BEGIN

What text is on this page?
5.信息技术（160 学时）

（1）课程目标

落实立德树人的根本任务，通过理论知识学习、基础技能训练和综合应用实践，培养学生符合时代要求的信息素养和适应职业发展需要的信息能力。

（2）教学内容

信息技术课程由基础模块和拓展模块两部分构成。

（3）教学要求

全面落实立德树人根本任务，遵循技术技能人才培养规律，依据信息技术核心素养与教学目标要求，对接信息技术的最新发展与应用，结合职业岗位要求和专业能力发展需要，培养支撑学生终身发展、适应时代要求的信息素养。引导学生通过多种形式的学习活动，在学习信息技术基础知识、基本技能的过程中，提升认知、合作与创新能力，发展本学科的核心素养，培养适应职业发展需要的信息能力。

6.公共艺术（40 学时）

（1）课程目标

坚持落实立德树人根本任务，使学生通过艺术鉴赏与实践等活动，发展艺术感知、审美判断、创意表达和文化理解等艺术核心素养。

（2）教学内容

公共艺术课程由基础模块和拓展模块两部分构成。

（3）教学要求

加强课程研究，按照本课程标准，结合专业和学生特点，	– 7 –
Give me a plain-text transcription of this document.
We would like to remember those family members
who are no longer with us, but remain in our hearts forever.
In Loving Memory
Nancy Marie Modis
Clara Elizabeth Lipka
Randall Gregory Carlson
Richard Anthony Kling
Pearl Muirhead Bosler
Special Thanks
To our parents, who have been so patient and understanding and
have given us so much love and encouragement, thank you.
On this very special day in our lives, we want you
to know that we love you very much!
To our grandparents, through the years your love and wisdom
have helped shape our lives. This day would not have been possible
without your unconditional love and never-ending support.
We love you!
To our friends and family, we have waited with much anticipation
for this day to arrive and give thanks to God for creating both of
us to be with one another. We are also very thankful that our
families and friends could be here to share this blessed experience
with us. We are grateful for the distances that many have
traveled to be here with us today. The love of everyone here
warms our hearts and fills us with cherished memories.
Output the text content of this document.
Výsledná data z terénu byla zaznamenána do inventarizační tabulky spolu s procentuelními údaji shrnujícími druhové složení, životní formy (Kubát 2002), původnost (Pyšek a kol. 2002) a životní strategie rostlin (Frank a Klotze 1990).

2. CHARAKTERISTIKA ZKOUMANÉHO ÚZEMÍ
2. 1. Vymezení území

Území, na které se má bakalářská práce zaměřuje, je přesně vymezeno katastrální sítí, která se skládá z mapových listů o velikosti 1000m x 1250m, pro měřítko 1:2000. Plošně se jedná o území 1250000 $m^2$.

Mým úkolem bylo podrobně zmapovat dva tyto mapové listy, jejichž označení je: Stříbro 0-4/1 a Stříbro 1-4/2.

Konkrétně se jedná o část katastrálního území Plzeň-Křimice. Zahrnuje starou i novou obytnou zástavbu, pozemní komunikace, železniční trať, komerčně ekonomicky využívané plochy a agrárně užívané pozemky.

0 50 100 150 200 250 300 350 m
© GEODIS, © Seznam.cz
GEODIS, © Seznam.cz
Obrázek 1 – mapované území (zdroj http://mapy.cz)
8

END

• [Task goal]: Compute the number of lines above that contain the string "document". Reply with that value only.

• [Complete response]: 2